## THE TASK
Check each line of the entries below for the string "value" and state how many lines have it, with no other text.
** begin **
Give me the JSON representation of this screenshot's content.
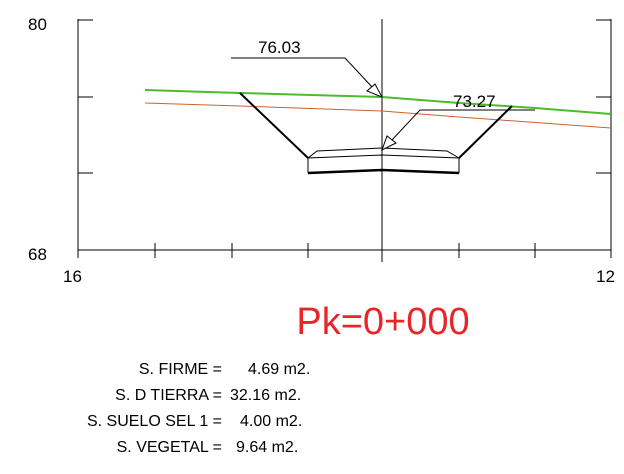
{
  "profile": {
    "y_top_label": "80",
    "y_bottom_label": "68",
    "x_left_label": "16",
    "x_right_label": "12",
    "annotation_left": "76.03",
    "annotation_right": "73.27",
    "colors": {
      "terrain": "#4dbb2c",
      "subgrade": "#c8642d",
      "lines": "#000000"
    }
  },
  "station": {
    "label": "Pk=0+000",
    "color": "#e8262a"
  },
  "areas": [
    {
      "name": "S. FIRME =",
      "value": "4.69 m2."
    },
    {
      "name": "S. D TIERRA =",
      "value": "32.16 m2."
    },
    {
      "name": "S. SUELO SEL 1 =",
      "value": "4.00 m2."
    },
    {
      "name": "S. VEGETAL =",
      "value": "9.64 m2."
    }
  ]
}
** end **
## RESULT OF THIS TASK
4